WORK REQUIRED
The records that follow need to be output exactly as they are.

Records from a collection
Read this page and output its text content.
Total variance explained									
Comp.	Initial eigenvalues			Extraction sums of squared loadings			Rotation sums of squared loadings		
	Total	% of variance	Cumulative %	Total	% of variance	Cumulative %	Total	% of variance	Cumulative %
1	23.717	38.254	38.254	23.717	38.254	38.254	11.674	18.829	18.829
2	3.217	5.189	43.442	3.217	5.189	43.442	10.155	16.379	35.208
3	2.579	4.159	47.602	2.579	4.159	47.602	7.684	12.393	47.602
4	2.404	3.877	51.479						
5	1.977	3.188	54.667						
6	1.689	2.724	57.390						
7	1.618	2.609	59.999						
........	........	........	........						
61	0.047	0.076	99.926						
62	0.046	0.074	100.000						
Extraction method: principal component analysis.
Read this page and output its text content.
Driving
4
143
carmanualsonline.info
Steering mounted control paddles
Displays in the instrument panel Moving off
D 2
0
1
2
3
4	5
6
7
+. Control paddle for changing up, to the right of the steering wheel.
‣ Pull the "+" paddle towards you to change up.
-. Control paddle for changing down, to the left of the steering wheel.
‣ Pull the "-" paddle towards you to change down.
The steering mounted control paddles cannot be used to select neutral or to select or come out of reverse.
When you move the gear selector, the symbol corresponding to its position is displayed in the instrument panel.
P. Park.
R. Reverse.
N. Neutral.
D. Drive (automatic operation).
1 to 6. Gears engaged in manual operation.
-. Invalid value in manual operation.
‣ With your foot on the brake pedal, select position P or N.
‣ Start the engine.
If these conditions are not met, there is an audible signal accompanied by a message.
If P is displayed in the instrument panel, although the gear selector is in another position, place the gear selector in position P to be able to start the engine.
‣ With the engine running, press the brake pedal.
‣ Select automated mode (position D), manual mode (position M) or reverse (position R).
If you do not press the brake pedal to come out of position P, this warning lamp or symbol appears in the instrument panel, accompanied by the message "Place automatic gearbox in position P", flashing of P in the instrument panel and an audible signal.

COMPLETE RESPONSE
Read this page and output its text content.
Total variance explained									
Comp.	Initial eigenvalues			Extraction sums of squared loadings			Rotation sums of squared loadings		
	Total	% of variance	Cumulative %	Total	% of variance	Cumulative %	Total	% of variance	Cumulative %
1	23.717	38.254	38.254	23.717	38.254	38.254	11.674	18.829	18.829
2	3.217	5.189	43.442	3.217	5.189	43.442	10.155	16.379	35.208
3	2.579	4.159	47.602	2.579	4.159	47.602	7.684	12.393	47.602
4	2.404	3.877	51.479						
5	1.977	3.188	54.667						
6	1.689	2.724	57.390						
7	1.618	2.609	59.999						
........	........	........	........						
61	0.047	0.076	99.926						
62	0.046	0.074	100.000						
Extraction method: principal component analysis.
Read this page and output its text content.
Driving
4
143
carmanualsonline.info
Steering mounted control paddles
Displays in the instrument panel Moving off
D 2
0
1
2
3
4	5
6
7
+. Control paddle for changing up, to the right of the steering wheel.
‣ Pull the "+" paddle towards you to change up.
-. Control paddle for changing down, to the left of the steering wheel.
‣ Pull the "-" paddle towards you to change down.
The steering mounted control paddles cannot be used to select neutral or to select or come out of reverse.
When you move the gear selector, the symbol corresponding to its position is displayed in the instrument panel.
P. Park.
R. Reverse.
N. Neutral.
D. Drive (automatic operation).
1 to 6. Gears engaged in manual operation.
-. Invalid value in manual operation.
‣ With your foot on the brake pedal, select position P or N.
‣ Start the engine.
If these conditions are not met, there is an audible signal accompanied by a message.
If P is displayed in the instrument panel, although the gear selector is in another position, place the gear selector in position P to be able to start the engine.
‣ With the engine running, press the brake pedal.
‣ Select automated mode (position D), manual mode (position M) or reverse (position R).
If you do not press the brake pedal to come out of position P, this warning lamp or symbol appears in the instrument panel, accompanied by the message "Place automatic gearbox in position P", flashing of P in the instrument panel and an audible signal.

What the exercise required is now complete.